_Passage_
»»

It took five years for the makers of The Meg to make it unsafe to go back in the water, and for them to convince Jason Statham — a former pro diver — to go swimming with sharks again. I and many others can’t help but wonder if, in that time, they spent it wisely and made an effort at crafting a story as good as possible.

Jason Statham as Jonas Taylor in Meg 2: The Trench (2022), Warner Bros. Pictures

All they had to do was keep their hook in the same spot long enough for the muse to bite, and maybe the nets would overflow with ideas and ticket sales. Things didn’t quite turn out that way. Meg 2: The Trench is short on fresh ideas, but they have more than enough to throw at the screen to meet expectations.

Just to be clear, I don’t plan on judging the film based on who funded it or if that party (pun is accidental but noted) is taking a cut of the proceeds. If you don’t want to spend money on this for those reasons, there’s nothing wrong with that. It’s up to you. I’m focused on Meg 2 as product — maybe art — and nothing more.

Fishing for Plot

Jonas Taylor (Statham) is out of retirement and acting as an ecowarrior busting illegal dumping in international waters. His cohorts and benefactors remain the same and he also helps them explore the uncharted depths of the Marianas Trench (hence the title) where the first Megs were found. They’ve had 26 dives without incident, so what could go wrong on the next one?

Everything — as you might expect. If it wasn’t bad enough that a megalodon held in captivity by his buddy Jiuming (Wu Jing) — brother of Li Bingbing’s character (deceased as of this sequel)—  escaped, or that Jiuming’s niece MeiYing (the returning Sophia Cai), a surrogate daughter to Jonas, stows away on the dive, the expedition is left stranded by sabotage.

««

_Given instruction 1_
According to the review, why does Meg 2 carry the subtitle "The Trench"? Answer in one to three sentences.
_Given instruction 2_
Reproduce the part of the review between "Just to be clear, I" and "the next one?", inclusive.
The material after this point is separate from the review.

_Data section_
»»

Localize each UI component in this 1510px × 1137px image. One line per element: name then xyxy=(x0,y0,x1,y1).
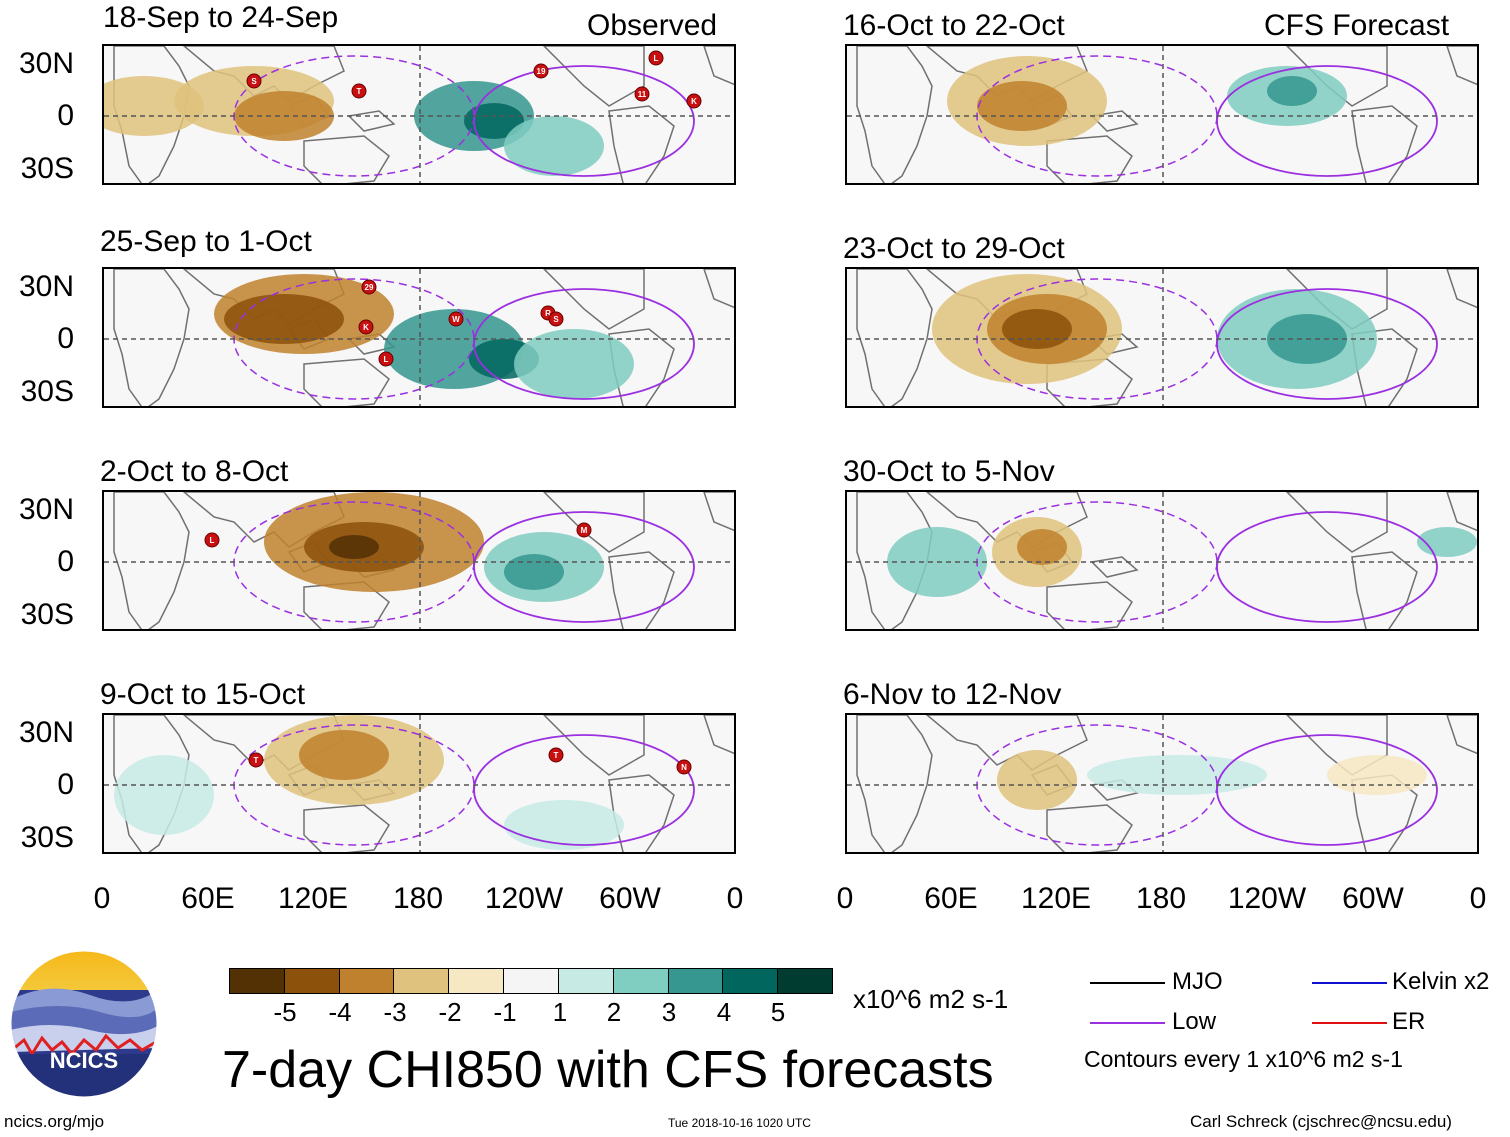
svg-text:S: S xyxy=(251,77,257,86)
svg-text:L: L xyxy=(384,355,389,364)
legend-er-label: ER xyxy=(1392,1008,1426,1035)
footer-url[interactable]: ncics.org/mjo xyxy=(4,1112,105,1131)
colorbar-swatch xyxy=(668,969,724,993)
colorbar-swatch xyxy=(394,969,450,993)
map-panel-observed-2: 29 K L W R S xyxy=(102,267,736,408)
storm-marker: 19 xyxy=(533,63,549,79)
storm-marker: N xyxy=(676,759,692,775)
panel-title: 2-Oct to 8-Oct xyxy=(100,455,289,488)
colorbar-swatch xyxy=(284,969,340,993)
storm-marker: 29 xyxy=(361,279,377,295)
colorbar xyxy=(229,968,833,994)
logo-text: NCICS xyxy=(50,1048,118,1073)
footer-timestamp: Tue 2018-10-16 1020 UTC xyxy=(668,1116,811,1130)
svg-text:S: S xyxy=(553,315,559,324)
colorbar-tick: 2 xyxy=(606,997,622,1027)
legend-kelvin-line xyxy=(1312,982,1387,984)
footer-author[interactable]: Carl Schreck (cjschrec@ncsu.edu) xyxy=(1190,1112,1452,1131)
panel-title: 9-Oct to 15-Oct xyxy=(100,678,306,711)
panel-title: 16-Oct to 22-Oct xyxy=(843,9,1065,42)
storm-marker: T xyxy=(548,747,564,763)
colorbar-swatch xyxy=(723,969,779,993)
svg-text:R: R xyxy=(545,309,551,318)
legend-kelvin-label: Kelvin x2 xyxy=(1392,968,1490,995)
colorbar-tick: -4 xyxy=(328,997,352,1027)
svg-text:K: K xyxy=(363,323,369,332)
storm-marker: K xyxy=(358,319,374,335)
main-title: 7-day CHI850 with CFS forecasts xyxy=(222,1041,994,1099)
colorbar-swatch xyxy=(558,969,614,993)
svg-text:M: M xyxy=(581,526,588,535)
storm-marker: 11 xyxy=(634,86,650,102)
colorbar-tick: -3 xyxy=(383,997,407,1027)
panel-title: 30-Oct to 5-Nov xyxy=(843,455,1055,488)
storm-marker: T xyxy=(248,752,264,768)
svg-text:T: T xyxy=(357,87,362,96)
storm-marker: M xyxy=(576,522,592,538)
colorbar-swatch xyxy=(613,969,669,993)
legend-contours-note: Contours every 1 x10^6 m2 s-1 xyxy=(1084,1046,1403,1072)
colorbar-tick: 1 xyxy=(552,997,568,1027)
ncics-logo: NCICS xyxy=(10,950,158,1098)
colorbar-swatch xyxy=(504,969,559,993)
map-panel-forecast-2 xyxy=(845,267,1479,408)
map-canvas: T T N xyxy=(104,715,734,852)
colorbar-swatch xyxy=(230,969,285,993)
map-canvas: 29 K L W RS xyxy=(104,269,734,406)
storm-marker: T xyxy=(351,83,367,99)
legend-mjo-line xyxy=(1090,982,1165,984)
colorbar-swatch xyxy=(339,969,395,993)
storm-marker: S xyxy=(548,311,564,327)
storm-marker: W xyxy=(448,311,464,327)
svg-text:K: K xyxy=(691,97,697,106)
map-canvas xyxy=(847,715,1477,852)
svg-text:T: T xyxy=(254,756,259,765)
map-canvas xyxy=(847,492,1477,629)
storm-marker: L xyxy=(648,50,664,66)
colorbar-swatch xyxy=(449,969,505,993)
colorbar-tick: 4 xyxy=(716,997,732,1027)
map-canvas xyxy=(847,46,1477,183)
svg-text:L: L xyxy=(654,54,659,63)
colorbar-tick: -1 xyxy=(493,997,517,1027)
svg-text:W: W xyxy=(452,315,460,324)
colorbar-tick: -5 xyxy=(273,997,297,1027)
legend-low-line xyxy=(1090,1022,1165,1024)
colorbar-swatch xyxy=(778,969,832,993)
svg-text:L: L xyxy=(210,536,215,545)
map-canvas: LM xyxy=(104,492,734,629)
svg-text:11: 11 xyxy=(638,90,647,99)
svg-text:19: 19 xyxy=(537,67,546,76)
panel-title: 6-Nov to 12-Nov xyxy=(843,678,1062,711)
storm-marker: L xyxy=(204,532,220,548)
storm-marker: L xyxy=(378,351,394,367)
forecast-label: CFS Forecast xyxy=(1264,9,1450,42)
legend-low-label: Low xyxy=(1172,1008,1217,1035)
panel-title: 18-Sep to 24-Sep xyxy=(103,1,339,34)
observed-label: Observed xyxy=(587,9,718,42)
map-canvas: S T 19 L 11 K xyxy=(104,46,734,183)
colorbar-tick: -2 xyxy=(438,997,462,1027)
storm-marker: S xyxy=(246,73,262,89)
svg-text:29: 29 xyxy=(365,283,374,292)
map-panel-observed-4: T T N xyxy=(102,713,736,854)
legend-mjo-label: MJO xyxy=(1172,968,1223,995)
svg-text:T: T xyxy=(554,751,559,760)
storm-marker: K xyxy=(686,93,702,109)
map-panel-forecast-1 xyxy=(845,44,1479,185)
colorbar-units: x10^6 m2 s-1 xyxy=(853,984,1009,1014)
map-panel-forecast-4 xyxy=(845,713,1479,854)
map-panel-observed-1: S T 19 L 11 K xyxy=(102,44,736,185)
colorbar-tick: 3 xyxy=(661,997,677,1027)
panel-title: 25-Sep to 1-Oct xyxy=(100,225,312,258)
svg-text:N: N xyxy=(681,763,687,772)
map-panel-forecast-3 xyxy=(845,490,1479,631)
legend-er-line xyxy=(1312,1022,1387,1024)
colorbar-tick: 5 xyxy=(770,997,786,1027)
map-canvas xyxy=(847,269,1477,406)
panel-title: 23-Oct to 29-Oct xyxy=(843,232,1065,265)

««

_Reply 1_
The subtitle comes from the Marianas Trench. In the film, Jonas Taylor helps his cohorts and benefactors explore its uncharted depths, where the first Megs were found.

_Reply 2_
Just to be clear, I don’t plan on judging the film based on who funded it or if that party (pun is accidental but noted) is taking a cut of the proceeds. If you don’t want to spend money on this for those reasons, there’s nothing wrong with that. It’s up to you. I’m focused on Meg 2 as product — maybe art — and nothing more.

Fishing for Plot

Jonas Taylor (Statham) is out of retirement and acting as an ecowarrior busting illegal dumping in international waters. His cohorts and benefactors remain the same and he also helps them explore the uncharted depths of the Marianas Trench (hence the title) where the first Megs were found. They’ve had 26 dives without incident, so what could go wrong on the next one?